**Goal**
Collect each line of the records containing the string "Output".

**Input material**
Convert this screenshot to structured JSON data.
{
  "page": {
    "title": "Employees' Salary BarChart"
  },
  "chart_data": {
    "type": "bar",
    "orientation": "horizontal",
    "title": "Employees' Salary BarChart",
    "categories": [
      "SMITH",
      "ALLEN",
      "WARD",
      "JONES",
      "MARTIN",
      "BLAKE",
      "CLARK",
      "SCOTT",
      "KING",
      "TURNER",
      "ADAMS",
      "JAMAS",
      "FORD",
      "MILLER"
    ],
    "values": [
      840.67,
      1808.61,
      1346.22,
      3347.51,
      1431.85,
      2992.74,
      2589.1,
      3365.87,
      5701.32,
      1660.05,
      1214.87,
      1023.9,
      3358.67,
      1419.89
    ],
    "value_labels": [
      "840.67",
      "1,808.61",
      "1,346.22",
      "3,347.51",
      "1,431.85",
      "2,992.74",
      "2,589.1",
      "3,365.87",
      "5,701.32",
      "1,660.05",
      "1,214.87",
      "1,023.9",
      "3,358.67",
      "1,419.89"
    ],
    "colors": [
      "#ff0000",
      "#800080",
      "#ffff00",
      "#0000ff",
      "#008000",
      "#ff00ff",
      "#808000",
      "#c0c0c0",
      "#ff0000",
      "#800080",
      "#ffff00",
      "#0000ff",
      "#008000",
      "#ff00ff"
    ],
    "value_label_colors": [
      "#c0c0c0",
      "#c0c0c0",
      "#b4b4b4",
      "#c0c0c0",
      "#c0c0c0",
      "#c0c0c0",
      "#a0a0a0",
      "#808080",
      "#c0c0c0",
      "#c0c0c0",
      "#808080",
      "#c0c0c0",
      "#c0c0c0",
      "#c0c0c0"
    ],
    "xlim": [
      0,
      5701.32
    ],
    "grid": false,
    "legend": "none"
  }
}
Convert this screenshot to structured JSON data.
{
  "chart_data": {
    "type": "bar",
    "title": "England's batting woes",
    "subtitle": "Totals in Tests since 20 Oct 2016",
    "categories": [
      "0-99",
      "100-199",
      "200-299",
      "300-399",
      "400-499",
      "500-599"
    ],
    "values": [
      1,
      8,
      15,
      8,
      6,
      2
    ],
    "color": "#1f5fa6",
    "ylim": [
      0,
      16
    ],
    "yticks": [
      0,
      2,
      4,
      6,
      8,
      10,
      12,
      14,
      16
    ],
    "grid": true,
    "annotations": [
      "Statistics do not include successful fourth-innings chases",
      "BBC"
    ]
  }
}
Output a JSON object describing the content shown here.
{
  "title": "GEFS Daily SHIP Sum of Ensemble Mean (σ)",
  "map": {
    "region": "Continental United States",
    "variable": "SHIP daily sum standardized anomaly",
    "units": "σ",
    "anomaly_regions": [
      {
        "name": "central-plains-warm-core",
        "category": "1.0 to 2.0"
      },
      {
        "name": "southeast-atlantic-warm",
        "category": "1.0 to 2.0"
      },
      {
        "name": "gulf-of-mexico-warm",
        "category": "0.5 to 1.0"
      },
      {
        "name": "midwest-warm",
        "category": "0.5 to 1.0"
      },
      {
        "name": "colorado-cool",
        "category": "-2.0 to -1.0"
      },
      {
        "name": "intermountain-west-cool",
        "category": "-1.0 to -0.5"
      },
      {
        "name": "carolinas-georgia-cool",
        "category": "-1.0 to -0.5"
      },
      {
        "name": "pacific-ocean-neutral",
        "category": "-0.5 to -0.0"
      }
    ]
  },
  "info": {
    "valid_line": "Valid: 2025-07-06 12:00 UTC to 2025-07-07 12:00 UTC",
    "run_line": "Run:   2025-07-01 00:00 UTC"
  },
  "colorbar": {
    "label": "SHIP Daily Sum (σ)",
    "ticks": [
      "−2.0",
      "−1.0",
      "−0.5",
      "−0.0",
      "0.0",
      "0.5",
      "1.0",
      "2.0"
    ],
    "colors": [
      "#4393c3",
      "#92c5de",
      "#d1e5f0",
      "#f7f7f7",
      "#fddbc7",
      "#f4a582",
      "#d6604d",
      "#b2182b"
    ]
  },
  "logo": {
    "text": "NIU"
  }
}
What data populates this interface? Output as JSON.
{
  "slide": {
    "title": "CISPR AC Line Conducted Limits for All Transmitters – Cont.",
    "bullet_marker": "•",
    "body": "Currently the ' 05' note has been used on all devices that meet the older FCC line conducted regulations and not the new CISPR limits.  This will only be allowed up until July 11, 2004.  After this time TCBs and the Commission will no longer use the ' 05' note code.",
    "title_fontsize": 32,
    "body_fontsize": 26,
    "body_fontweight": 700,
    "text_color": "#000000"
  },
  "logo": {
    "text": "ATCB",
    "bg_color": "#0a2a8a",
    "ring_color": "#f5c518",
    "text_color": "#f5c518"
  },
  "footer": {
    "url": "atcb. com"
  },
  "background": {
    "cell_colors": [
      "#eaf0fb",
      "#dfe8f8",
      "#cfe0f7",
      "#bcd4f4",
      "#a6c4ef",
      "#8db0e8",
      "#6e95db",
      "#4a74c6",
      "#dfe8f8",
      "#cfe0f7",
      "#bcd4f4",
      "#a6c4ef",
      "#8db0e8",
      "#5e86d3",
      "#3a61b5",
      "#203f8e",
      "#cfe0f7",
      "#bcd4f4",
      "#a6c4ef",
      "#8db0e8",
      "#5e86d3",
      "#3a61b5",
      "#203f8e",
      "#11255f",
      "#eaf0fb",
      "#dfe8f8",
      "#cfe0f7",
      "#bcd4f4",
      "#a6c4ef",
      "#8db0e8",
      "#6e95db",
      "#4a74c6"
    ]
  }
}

**Written answer**
Output a JSON object describing the content shown here.
What data populates this interface? Output as JSON.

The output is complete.